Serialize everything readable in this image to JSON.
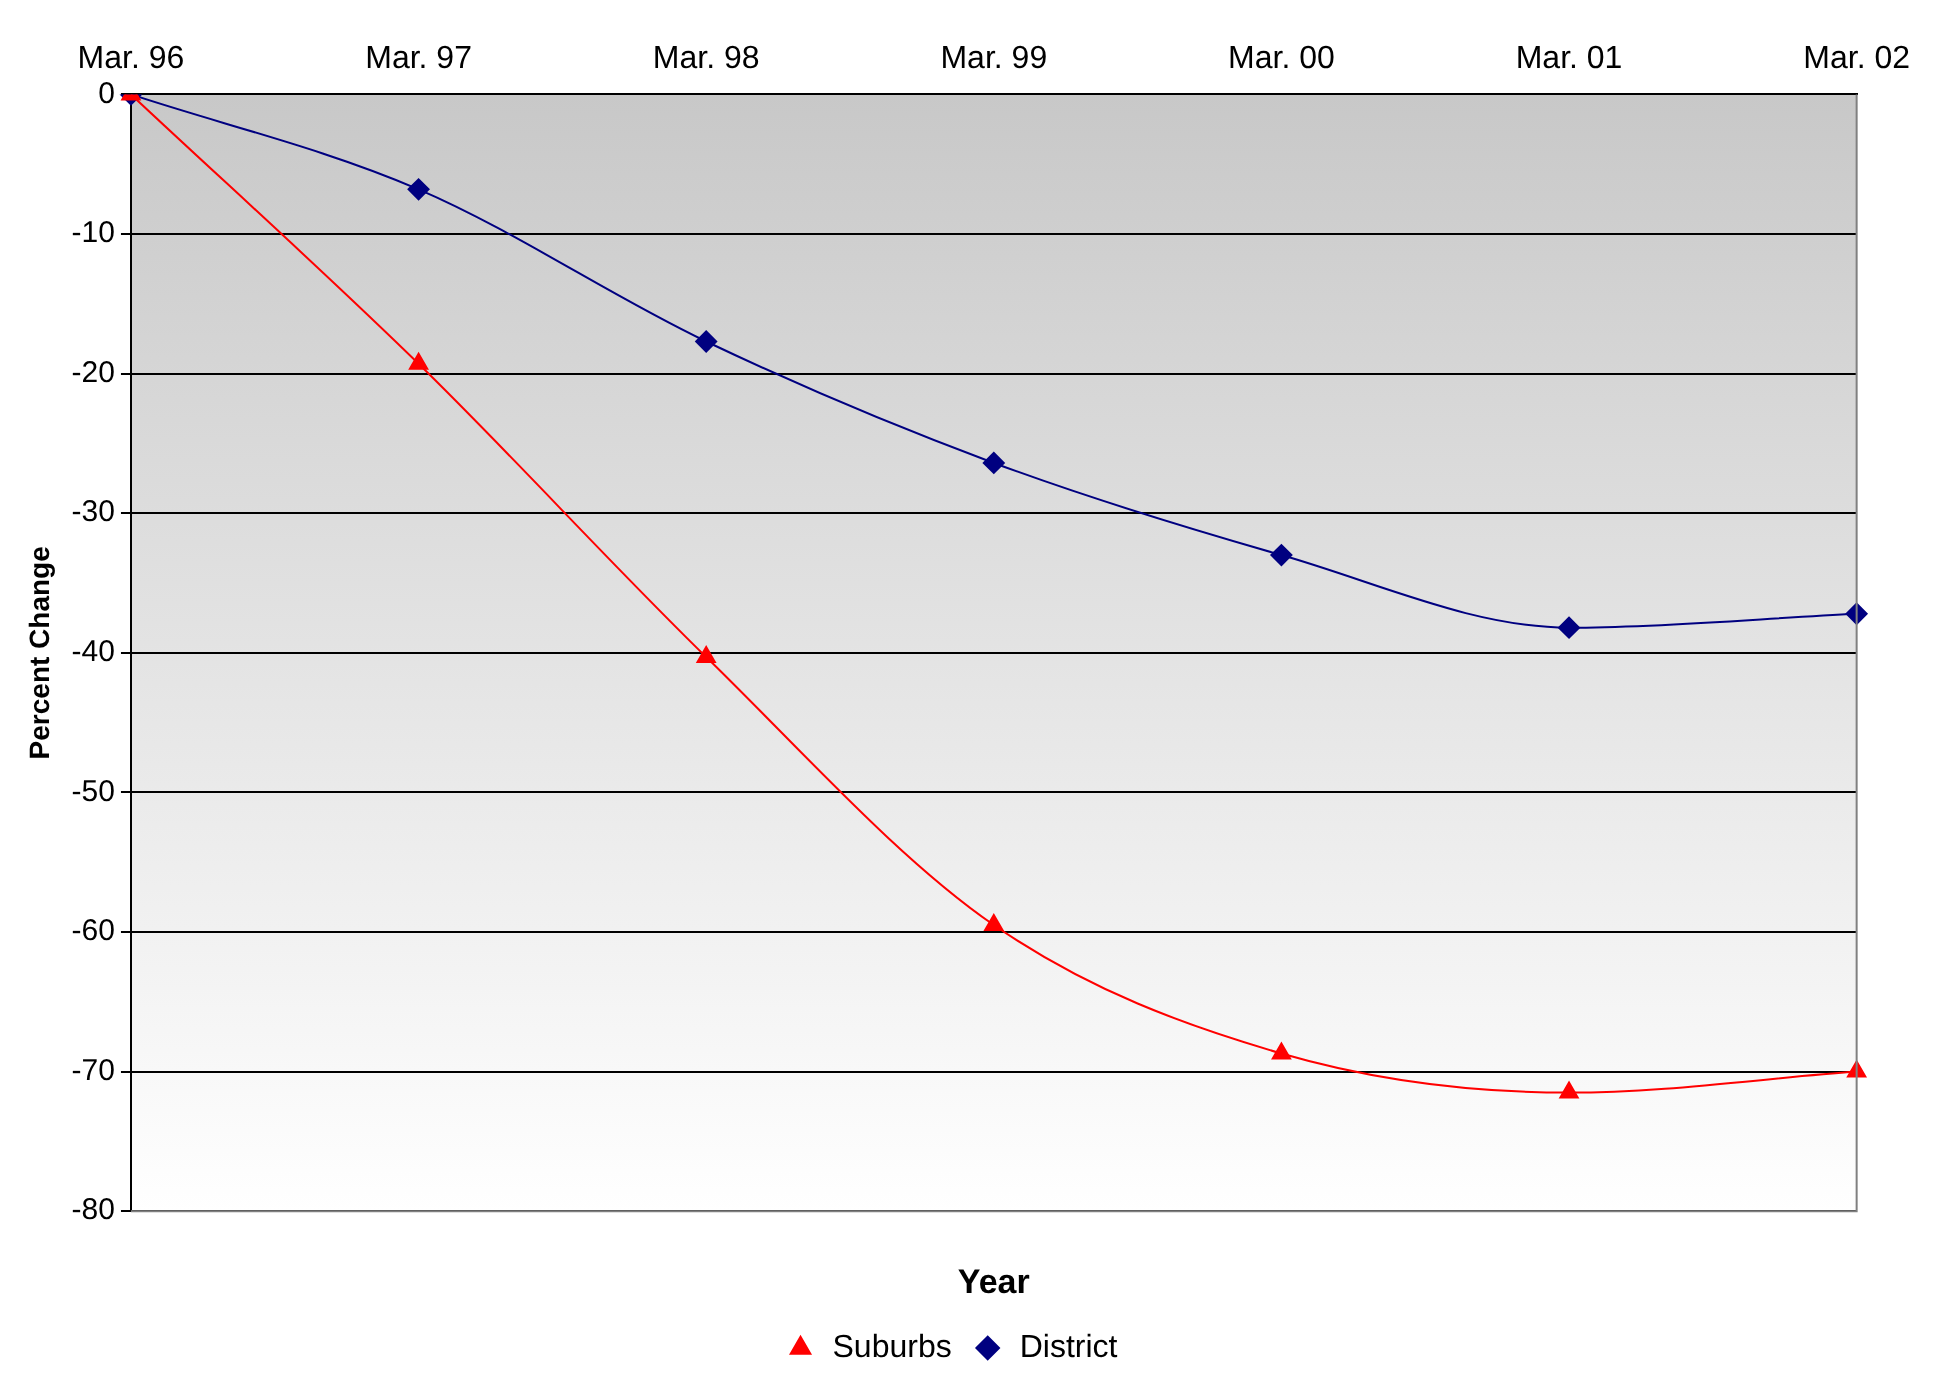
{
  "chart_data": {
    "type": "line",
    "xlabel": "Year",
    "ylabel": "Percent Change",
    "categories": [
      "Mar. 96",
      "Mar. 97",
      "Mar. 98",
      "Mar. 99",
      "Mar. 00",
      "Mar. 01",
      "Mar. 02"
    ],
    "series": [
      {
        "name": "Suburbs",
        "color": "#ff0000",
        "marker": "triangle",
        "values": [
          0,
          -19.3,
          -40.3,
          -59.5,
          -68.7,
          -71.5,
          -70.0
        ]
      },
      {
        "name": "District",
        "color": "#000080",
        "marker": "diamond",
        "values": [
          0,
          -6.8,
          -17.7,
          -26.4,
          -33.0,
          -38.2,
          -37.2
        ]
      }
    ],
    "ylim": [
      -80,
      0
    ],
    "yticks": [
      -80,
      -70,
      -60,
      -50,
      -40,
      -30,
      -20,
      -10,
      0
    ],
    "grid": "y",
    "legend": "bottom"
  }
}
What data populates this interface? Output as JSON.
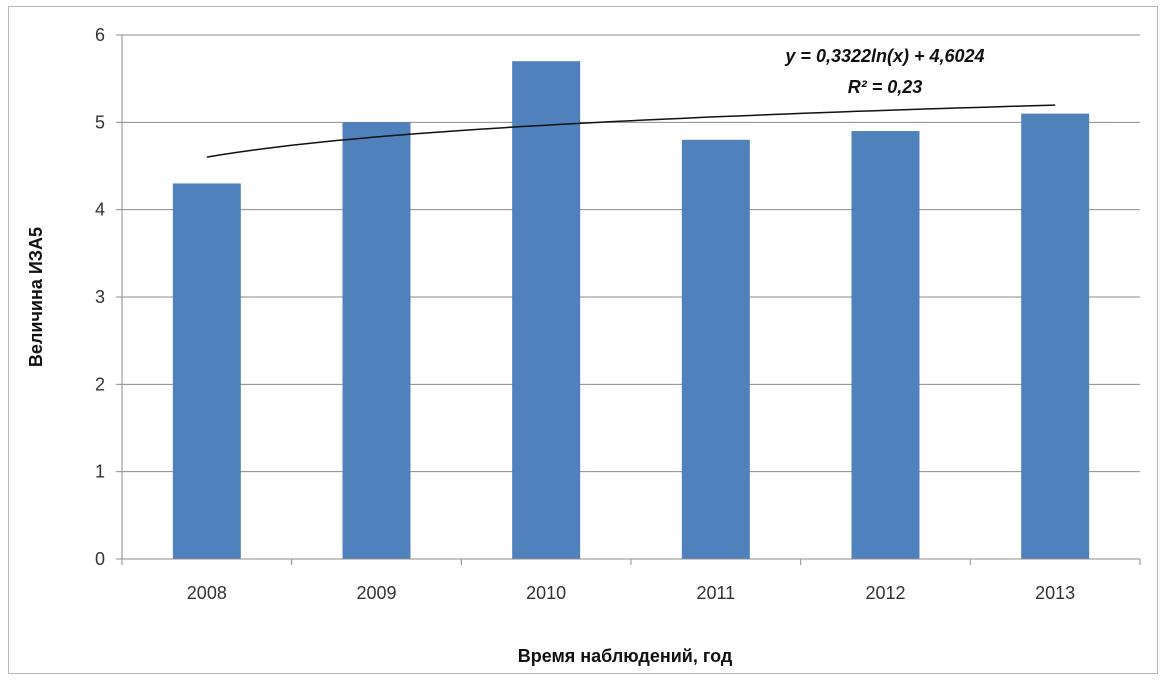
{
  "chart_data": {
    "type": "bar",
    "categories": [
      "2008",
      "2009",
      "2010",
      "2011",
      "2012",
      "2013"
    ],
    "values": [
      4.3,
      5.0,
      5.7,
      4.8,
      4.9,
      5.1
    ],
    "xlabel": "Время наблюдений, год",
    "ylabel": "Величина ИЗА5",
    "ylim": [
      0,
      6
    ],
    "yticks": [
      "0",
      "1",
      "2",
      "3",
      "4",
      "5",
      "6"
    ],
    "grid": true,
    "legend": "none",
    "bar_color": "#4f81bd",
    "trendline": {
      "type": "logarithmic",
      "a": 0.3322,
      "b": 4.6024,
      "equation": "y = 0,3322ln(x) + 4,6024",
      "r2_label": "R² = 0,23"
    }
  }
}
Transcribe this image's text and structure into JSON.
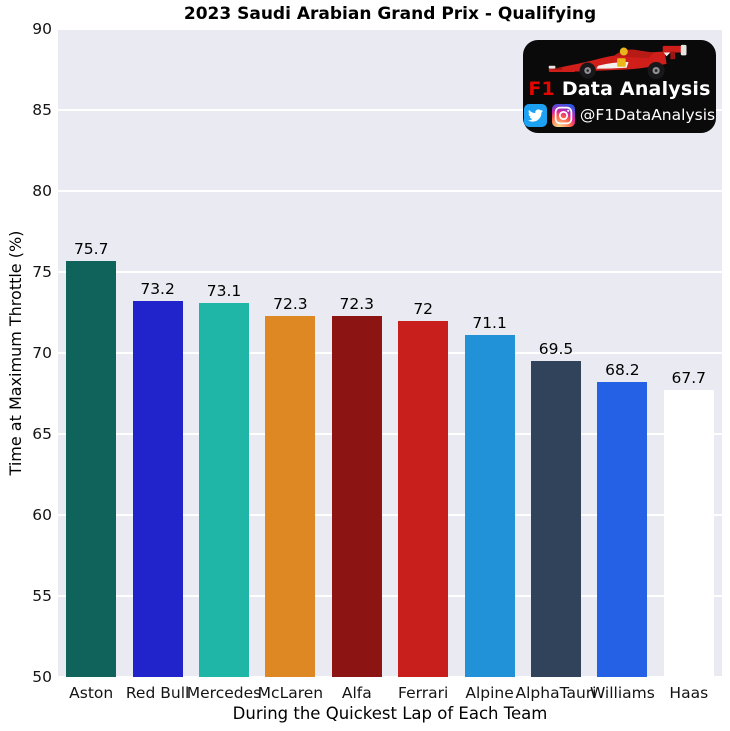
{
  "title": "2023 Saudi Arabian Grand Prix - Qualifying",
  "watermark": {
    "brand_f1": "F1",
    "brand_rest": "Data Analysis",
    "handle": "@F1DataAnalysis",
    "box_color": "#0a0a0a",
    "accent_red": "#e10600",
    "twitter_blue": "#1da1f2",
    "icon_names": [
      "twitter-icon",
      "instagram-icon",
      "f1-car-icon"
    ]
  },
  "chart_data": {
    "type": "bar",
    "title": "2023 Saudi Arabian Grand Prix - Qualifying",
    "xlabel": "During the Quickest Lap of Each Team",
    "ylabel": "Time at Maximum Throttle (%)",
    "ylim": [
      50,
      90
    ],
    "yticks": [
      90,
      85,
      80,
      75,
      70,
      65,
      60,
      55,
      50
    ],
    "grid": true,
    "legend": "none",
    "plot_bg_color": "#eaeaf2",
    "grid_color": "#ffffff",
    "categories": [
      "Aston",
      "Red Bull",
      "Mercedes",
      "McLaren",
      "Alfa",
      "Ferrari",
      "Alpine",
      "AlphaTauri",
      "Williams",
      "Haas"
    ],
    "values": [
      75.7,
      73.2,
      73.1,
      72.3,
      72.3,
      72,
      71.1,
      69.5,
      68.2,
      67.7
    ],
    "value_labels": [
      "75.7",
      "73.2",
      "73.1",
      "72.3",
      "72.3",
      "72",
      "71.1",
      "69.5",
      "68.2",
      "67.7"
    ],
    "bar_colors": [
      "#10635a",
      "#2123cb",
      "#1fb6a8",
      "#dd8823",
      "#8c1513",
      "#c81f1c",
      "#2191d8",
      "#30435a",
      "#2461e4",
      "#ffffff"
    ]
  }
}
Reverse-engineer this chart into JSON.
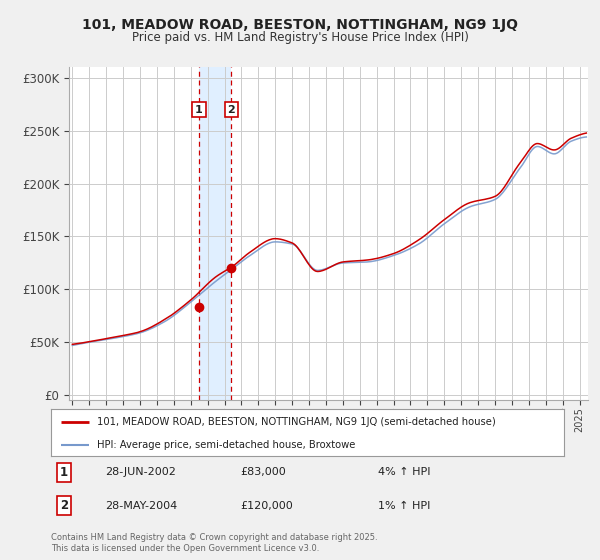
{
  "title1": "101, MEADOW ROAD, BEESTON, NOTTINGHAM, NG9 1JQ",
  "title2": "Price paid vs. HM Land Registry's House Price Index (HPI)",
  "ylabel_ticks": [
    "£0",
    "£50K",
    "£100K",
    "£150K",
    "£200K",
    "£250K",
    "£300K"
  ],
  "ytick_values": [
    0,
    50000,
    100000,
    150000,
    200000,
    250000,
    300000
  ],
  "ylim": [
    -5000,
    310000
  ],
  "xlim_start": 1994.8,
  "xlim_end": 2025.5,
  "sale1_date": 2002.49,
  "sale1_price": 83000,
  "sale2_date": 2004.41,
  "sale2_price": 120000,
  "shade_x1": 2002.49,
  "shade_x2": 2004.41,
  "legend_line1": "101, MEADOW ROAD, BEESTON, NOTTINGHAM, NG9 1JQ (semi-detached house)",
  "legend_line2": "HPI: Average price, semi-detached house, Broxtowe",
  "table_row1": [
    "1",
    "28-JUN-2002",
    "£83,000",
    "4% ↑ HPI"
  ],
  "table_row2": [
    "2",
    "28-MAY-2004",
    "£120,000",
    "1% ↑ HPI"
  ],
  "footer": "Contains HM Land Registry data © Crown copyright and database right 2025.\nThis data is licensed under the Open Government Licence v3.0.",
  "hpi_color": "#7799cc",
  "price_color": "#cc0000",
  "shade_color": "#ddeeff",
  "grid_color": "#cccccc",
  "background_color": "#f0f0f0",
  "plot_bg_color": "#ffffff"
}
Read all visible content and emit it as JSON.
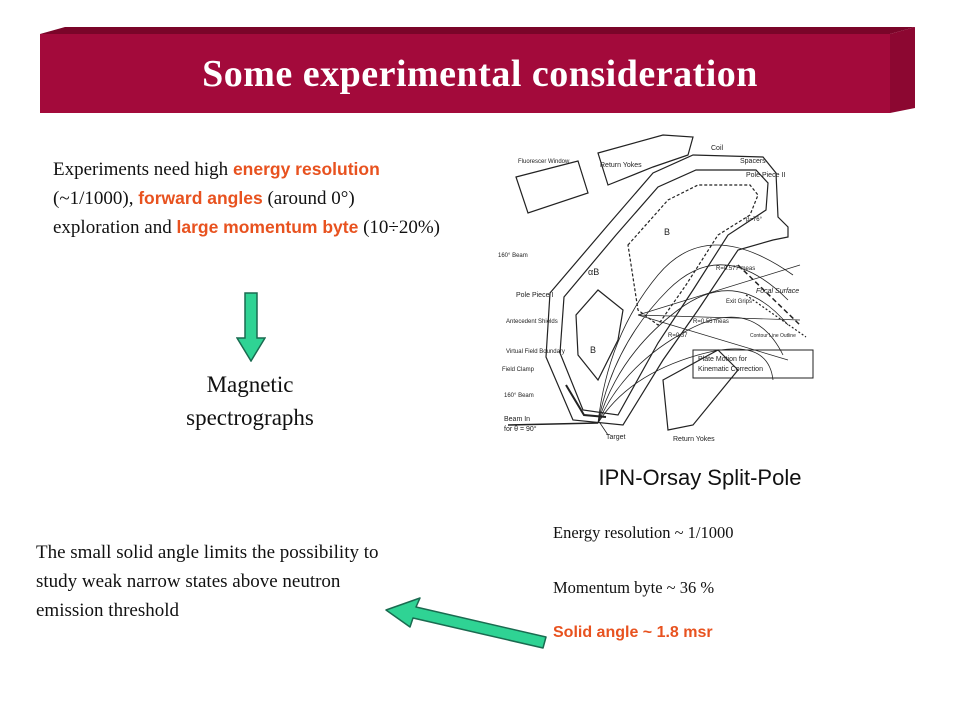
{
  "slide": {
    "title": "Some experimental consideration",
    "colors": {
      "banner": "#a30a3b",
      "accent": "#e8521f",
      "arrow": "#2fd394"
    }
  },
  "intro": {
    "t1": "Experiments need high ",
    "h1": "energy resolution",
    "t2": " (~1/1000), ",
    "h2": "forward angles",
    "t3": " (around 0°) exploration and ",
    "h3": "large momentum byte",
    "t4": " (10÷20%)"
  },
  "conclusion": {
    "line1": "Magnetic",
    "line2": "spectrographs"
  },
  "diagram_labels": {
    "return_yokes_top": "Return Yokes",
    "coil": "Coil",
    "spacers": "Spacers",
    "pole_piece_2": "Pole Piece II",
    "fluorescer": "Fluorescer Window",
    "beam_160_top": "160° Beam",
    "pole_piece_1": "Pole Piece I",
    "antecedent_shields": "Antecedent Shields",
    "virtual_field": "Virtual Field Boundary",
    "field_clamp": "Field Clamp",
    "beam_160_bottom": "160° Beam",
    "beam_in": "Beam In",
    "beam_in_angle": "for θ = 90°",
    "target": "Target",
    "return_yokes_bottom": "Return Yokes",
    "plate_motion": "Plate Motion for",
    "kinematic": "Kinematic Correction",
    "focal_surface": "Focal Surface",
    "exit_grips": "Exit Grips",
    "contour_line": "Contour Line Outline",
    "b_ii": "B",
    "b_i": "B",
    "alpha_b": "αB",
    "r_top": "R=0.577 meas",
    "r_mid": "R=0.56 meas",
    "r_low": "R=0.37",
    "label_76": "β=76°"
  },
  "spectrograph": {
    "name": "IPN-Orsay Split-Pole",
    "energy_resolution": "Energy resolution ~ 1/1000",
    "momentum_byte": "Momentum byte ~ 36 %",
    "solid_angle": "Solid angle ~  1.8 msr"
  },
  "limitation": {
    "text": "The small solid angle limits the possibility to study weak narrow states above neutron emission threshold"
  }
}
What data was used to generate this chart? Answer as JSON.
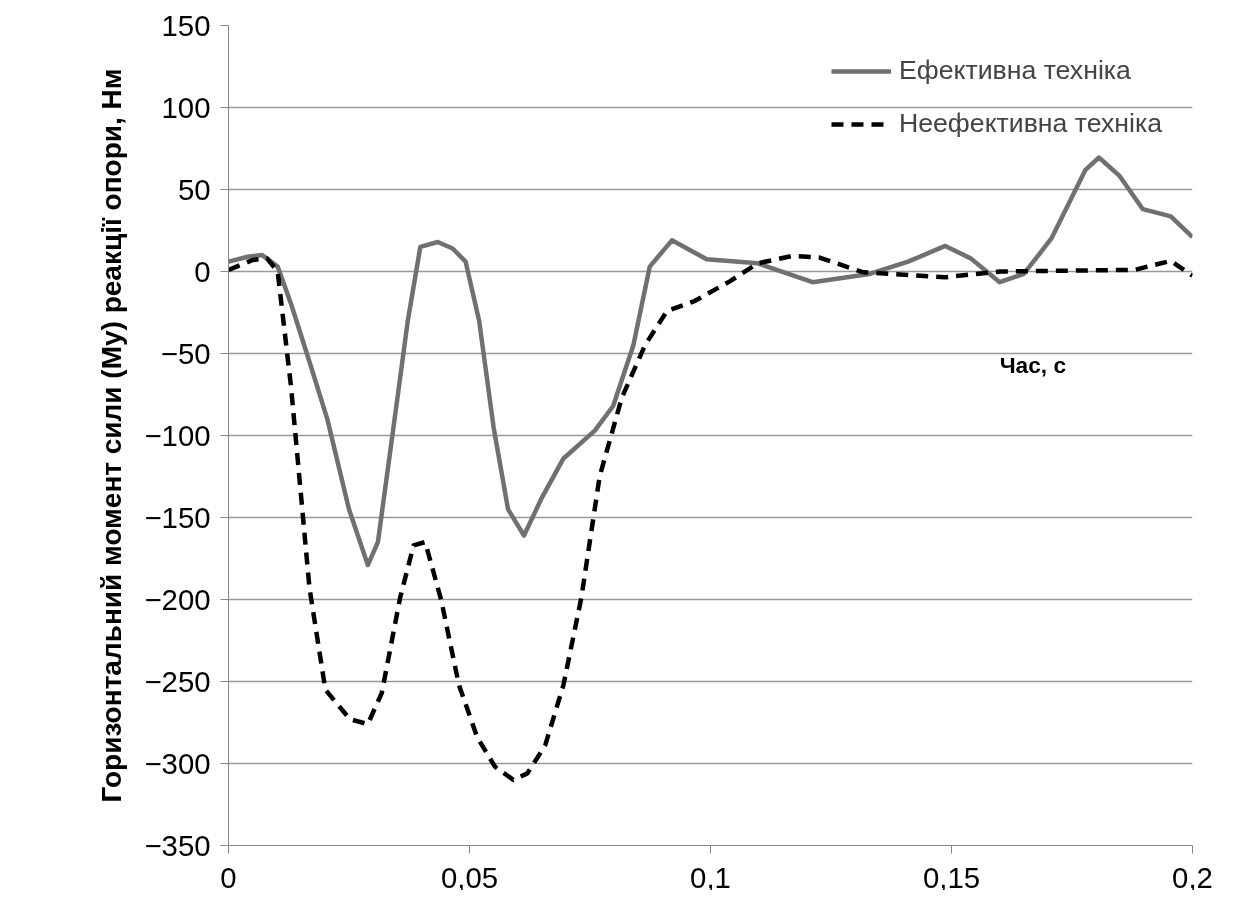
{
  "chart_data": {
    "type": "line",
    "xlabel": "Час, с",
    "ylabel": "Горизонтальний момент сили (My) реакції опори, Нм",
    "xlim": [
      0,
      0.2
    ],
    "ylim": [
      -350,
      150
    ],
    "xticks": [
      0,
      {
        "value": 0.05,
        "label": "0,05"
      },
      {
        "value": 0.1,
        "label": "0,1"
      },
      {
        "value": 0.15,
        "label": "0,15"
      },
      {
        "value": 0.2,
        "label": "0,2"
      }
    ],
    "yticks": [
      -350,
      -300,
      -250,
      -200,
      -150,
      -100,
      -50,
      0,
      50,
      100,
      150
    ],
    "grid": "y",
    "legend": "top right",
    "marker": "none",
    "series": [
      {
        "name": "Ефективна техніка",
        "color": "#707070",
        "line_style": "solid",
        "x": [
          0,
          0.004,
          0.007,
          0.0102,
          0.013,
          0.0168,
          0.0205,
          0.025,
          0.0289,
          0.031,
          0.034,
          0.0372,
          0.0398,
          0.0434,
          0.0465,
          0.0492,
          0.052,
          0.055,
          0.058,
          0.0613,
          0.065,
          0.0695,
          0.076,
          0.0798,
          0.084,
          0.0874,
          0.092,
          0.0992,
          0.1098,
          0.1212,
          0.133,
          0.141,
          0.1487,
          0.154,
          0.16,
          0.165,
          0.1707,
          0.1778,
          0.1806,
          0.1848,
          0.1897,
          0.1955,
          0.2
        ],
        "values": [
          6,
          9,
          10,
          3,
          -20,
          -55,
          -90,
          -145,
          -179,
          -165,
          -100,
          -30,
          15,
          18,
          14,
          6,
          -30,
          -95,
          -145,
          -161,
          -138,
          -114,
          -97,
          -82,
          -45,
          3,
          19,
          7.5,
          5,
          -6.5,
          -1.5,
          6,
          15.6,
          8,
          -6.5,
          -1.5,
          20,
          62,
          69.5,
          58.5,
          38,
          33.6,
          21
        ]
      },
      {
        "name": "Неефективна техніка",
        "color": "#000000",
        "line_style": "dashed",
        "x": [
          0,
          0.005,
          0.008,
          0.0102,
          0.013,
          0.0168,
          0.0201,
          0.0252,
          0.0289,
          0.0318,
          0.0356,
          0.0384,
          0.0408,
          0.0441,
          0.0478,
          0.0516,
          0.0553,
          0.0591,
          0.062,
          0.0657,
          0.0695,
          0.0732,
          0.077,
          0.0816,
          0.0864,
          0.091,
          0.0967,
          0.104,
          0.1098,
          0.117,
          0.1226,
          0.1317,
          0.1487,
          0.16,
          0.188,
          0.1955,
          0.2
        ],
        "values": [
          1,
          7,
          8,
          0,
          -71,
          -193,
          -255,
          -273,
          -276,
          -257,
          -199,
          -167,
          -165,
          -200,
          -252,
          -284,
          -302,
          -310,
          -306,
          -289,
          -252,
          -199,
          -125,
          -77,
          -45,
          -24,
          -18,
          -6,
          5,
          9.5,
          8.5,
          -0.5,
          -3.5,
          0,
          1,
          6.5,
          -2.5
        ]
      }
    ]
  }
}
######
- Exercise brief -
Where a line holds "right", copy it out.

- Problem solution -
  "footer": "Contains HM Land Registry data © Crown copyright and database right 2025.\nThis data is licensed under the Open Government Licence v3.0.",
    "legend": "top right",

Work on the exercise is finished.